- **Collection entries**
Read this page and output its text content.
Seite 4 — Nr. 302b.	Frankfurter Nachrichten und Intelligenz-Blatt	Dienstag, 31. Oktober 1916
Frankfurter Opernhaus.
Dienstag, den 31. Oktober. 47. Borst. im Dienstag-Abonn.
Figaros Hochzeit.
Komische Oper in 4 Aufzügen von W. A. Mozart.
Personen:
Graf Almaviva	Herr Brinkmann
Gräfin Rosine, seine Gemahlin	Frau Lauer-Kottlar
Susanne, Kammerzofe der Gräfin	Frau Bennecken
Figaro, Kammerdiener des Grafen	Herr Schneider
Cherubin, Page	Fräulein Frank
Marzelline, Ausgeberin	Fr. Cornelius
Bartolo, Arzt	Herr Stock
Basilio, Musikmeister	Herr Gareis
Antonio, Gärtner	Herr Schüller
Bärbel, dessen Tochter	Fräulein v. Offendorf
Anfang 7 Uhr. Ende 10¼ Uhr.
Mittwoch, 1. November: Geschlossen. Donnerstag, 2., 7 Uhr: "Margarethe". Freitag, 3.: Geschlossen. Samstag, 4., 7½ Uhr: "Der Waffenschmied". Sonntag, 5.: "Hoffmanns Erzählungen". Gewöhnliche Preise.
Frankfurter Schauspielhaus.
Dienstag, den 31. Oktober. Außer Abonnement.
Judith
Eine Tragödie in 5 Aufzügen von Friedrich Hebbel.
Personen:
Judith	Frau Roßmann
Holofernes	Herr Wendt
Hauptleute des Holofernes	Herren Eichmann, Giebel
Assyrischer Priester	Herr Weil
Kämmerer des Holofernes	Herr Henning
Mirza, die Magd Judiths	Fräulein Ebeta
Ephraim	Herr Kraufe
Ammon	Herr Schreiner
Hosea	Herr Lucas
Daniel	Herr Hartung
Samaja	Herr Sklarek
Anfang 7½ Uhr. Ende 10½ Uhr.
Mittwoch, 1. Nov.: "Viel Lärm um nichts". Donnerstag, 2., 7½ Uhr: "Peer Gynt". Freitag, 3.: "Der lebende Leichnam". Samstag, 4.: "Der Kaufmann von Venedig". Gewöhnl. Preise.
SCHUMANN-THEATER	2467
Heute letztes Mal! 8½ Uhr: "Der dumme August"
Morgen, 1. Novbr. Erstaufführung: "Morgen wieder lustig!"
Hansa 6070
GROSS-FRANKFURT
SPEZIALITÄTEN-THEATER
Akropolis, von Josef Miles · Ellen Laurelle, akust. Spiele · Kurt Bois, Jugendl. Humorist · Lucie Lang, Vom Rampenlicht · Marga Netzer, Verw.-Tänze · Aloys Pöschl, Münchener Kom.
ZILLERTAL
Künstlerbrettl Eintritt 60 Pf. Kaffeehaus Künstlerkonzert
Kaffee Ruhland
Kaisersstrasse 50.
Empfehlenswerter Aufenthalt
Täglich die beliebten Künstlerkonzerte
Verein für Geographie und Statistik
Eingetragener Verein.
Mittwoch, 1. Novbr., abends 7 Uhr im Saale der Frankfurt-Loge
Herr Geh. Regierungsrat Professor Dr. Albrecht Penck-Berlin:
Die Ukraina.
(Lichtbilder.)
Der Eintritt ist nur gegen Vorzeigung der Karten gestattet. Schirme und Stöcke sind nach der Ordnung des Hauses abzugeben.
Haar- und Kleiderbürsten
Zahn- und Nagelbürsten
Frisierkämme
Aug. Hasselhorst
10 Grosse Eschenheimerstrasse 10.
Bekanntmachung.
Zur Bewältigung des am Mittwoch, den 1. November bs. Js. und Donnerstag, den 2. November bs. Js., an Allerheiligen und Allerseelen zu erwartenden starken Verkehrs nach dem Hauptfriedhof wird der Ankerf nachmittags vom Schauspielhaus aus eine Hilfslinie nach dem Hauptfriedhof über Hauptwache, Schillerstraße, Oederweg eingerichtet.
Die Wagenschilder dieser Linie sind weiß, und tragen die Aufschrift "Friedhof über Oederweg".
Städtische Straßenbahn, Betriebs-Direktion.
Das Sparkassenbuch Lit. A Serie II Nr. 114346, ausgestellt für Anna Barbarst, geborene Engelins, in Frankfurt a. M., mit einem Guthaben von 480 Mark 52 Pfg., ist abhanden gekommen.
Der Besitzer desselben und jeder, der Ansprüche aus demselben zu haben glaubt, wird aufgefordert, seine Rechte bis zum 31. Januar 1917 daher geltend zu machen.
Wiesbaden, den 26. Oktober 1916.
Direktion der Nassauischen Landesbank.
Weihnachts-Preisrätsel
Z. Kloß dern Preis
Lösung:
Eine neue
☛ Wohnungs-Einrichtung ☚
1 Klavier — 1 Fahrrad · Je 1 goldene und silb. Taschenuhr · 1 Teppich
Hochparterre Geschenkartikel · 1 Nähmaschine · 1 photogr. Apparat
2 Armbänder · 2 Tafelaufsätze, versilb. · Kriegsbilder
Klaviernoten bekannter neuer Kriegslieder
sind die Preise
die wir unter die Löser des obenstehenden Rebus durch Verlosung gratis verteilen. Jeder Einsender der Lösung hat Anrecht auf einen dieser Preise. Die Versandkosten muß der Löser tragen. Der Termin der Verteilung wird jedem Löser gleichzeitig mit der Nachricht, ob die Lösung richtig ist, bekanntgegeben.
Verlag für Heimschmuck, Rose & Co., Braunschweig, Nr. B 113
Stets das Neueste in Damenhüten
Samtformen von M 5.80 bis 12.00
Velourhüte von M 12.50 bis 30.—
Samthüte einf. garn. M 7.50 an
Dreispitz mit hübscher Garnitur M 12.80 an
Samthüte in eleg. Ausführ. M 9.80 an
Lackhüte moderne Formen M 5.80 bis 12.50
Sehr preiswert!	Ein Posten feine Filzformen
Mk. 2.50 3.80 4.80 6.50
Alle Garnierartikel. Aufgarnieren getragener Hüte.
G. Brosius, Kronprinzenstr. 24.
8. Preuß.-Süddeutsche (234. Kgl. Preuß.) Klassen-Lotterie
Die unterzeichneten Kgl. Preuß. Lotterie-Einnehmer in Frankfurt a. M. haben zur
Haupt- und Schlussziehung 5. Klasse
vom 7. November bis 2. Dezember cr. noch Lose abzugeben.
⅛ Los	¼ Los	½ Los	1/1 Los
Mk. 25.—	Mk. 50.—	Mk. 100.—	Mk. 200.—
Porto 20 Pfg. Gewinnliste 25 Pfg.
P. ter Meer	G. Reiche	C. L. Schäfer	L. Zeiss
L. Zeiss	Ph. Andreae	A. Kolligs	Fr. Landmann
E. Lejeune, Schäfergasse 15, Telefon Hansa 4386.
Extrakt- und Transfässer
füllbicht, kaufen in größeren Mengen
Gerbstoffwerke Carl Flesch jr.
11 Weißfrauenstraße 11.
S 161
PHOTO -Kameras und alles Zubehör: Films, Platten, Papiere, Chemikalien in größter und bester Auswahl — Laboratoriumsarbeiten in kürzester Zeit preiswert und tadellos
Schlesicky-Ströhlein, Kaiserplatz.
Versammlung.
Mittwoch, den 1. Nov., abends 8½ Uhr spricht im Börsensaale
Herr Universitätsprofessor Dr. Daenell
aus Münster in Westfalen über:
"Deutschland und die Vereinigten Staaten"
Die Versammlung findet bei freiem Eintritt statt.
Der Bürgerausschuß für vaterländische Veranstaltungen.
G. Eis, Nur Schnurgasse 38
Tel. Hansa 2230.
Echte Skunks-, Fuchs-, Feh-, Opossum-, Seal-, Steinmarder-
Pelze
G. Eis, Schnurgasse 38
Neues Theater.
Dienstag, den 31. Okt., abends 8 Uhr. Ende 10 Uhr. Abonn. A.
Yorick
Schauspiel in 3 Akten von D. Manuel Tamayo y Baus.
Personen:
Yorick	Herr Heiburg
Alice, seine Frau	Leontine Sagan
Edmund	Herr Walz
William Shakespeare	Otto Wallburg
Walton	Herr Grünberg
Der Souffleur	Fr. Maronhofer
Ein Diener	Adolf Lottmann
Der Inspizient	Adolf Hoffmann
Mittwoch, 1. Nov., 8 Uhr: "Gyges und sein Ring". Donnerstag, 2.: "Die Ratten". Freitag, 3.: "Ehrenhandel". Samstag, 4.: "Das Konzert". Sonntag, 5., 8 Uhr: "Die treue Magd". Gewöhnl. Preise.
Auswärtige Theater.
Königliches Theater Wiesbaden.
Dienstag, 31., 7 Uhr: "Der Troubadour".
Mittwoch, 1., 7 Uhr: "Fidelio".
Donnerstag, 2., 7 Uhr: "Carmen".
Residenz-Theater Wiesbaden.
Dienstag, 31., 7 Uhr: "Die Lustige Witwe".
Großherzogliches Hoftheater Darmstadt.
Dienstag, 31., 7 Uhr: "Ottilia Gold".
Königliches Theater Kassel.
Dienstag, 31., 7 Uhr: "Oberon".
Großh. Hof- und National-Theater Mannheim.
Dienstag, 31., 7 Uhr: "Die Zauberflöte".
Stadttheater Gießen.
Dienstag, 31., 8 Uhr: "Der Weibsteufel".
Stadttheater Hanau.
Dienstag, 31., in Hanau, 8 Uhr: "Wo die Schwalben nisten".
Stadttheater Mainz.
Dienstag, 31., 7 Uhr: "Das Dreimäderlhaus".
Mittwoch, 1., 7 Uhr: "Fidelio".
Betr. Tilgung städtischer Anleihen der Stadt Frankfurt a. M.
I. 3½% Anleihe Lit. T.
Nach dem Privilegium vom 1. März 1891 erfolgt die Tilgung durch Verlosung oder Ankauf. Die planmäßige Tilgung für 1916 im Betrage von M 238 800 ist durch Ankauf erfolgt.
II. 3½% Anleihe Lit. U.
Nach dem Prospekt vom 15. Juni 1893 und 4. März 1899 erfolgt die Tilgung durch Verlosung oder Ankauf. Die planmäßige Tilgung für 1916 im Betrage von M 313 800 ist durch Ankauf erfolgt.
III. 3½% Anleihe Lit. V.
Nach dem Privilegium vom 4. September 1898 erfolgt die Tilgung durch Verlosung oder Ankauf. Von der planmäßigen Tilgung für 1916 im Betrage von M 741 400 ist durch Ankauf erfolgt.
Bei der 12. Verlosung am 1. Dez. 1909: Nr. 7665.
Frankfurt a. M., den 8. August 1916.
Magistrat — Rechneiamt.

- **Objective**
Copy out every line in the entries above that holds "Hanau".

- **Task output**
Stadttheater Hanau.
Dienstag, 31., in Hanau, 8 Uhr: "Wo die Schwalben nisten".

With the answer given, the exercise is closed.